**SHORT TASK:**
Present each line of the entries below that holds the word "предстоящим".

**SOURCE RECORDS:**

— BEGIN —

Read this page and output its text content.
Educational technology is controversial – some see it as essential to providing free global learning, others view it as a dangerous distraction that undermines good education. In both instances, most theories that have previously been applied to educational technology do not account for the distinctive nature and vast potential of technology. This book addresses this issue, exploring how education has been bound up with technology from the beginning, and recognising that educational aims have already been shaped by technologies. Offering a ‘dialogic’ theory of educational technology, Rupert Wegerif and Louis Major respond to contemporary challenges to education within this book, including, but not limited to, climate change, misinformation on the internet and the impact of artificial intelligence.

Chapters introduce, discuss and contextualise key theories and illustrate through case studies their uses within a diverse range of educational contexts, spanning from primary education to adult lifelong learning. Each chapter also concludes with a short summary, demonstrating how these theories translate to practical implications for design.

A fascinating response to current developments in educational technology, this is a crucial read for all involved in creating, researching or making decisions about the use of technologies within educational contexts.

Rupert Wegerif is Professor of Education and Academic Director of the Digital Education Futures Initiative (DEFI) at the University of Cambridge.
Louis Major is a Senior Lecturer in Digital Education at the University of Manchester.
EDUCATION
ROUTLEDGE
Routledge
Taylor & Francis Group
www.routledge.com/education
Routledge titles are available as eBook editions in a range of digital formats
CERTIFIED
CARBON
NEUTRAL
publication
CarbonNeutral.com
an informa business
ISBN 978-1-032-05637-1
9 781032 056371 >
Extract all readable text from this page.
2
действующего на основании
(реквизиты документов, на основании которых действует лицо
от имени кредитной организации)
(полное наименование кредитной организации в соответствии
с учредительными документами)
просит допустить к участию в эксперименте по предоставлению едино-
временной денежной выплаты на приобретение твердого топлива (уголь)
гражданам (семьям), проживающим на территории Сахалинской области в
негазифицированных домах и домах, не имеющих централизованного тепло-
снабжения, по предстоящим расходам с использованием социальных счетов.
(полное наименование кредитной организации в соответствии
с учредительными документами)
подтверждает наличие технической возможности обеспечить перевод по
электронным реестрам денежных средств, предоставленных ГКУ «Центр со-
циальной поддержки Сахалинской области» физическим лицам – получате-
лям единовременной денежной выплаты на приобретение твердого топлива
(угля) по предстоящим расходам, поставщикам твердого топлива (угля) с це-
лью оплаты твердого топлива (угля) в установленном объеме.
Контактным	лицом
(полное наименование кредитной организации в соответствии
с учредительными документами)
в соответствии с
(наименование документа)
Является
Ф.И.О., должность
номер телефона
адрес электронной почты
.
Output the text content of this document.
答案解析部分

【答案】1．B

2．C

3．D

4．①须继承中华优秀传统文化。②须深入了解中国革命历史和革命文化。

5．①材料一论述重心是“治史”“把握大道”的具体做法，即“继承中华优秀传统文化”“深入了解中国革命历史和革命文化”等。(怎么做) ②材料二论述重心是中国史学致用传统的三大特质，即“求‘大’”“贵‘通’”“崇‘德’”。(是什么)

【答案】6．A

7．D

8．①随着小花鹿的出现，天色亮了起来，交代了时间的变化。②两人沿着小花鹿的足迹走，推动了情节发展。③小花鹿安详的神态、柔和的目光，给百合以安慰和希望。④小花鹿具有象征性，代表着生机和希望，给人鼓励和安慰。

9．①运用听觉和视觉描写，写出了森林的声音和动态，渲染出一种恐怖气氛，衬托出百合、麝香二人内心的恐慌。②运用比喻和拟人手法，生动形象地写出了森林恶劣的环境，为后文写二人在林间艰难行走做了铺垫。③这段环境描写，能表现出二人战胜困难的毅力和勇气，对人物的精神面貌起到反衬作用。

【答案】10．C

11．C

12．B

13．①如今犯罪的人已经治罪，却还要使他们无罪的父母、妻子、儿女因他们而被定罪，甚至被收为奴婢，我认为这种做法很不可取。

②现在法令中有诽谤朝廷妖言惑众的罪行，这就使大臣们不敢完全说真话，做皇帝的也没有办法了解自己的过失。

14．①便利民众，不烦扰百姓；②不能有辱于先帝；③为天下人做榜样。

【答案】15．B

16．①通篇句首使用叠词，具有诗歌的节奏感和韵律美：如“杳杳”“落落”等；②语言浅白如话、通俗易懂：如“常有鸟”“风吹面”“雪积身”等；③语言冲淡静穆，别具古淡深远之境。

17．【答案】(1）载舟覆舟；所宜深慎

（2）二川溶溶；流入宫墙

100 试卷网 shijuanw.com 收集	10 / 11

— END —
— BEGIN —

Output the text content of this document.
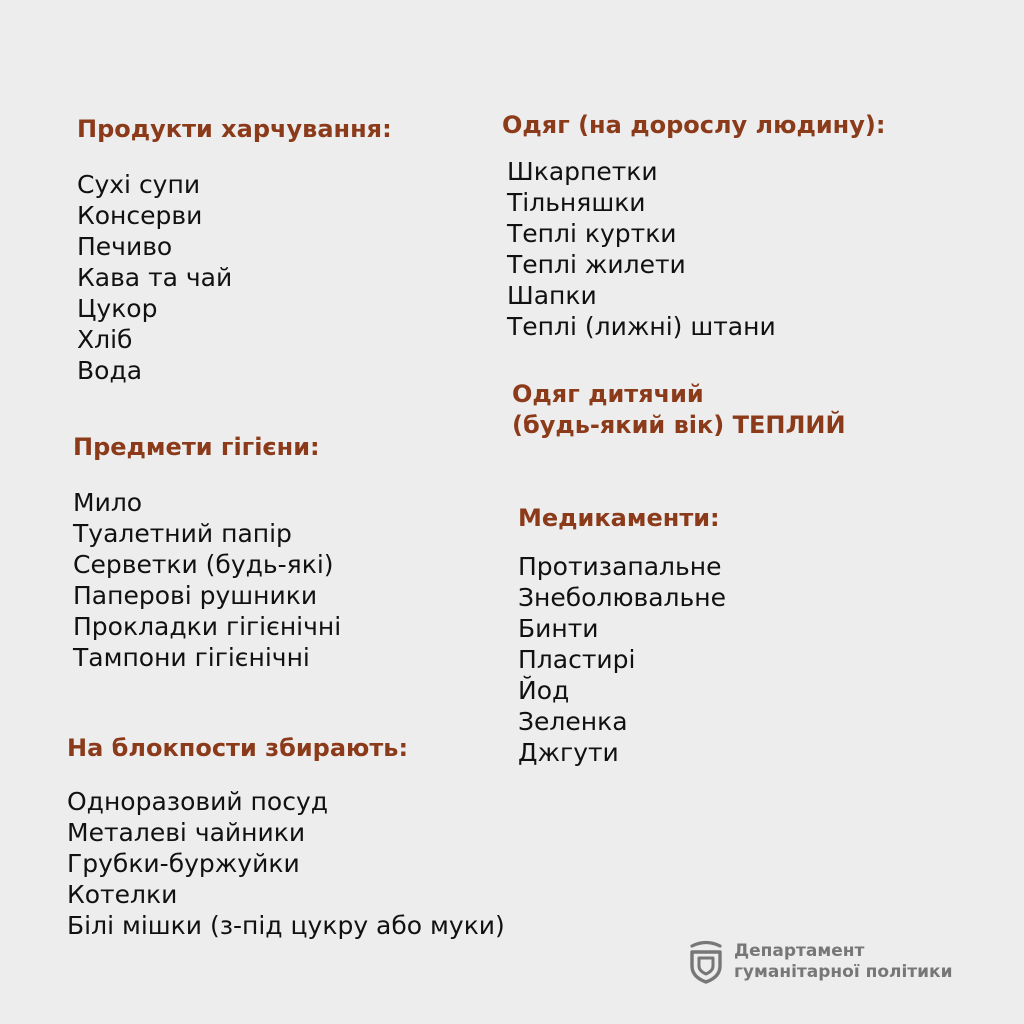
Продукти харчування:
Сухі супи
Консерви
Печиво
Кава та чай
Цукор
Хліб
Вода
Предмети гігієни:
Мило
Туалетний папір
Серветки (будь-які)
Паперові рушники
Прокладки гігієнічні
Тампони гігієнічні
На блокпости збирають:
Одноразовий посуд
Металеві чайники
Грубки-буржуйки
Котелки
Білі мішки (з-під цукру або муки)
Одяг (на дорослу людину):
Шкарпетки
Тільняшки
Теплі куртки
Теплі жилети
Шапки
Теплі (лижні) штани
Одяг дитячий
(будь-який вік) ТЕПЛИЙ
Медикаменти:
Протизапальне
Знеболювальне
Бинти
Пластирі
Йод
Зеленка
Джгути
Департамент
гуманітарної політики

— END —

**ANSWER TO THIS TASK:**
снабжения, по предстоящим расходам с использованием социальных счетов.
(угля) по предстоящим расходам, поставщикам твердого топлива (угля) с це-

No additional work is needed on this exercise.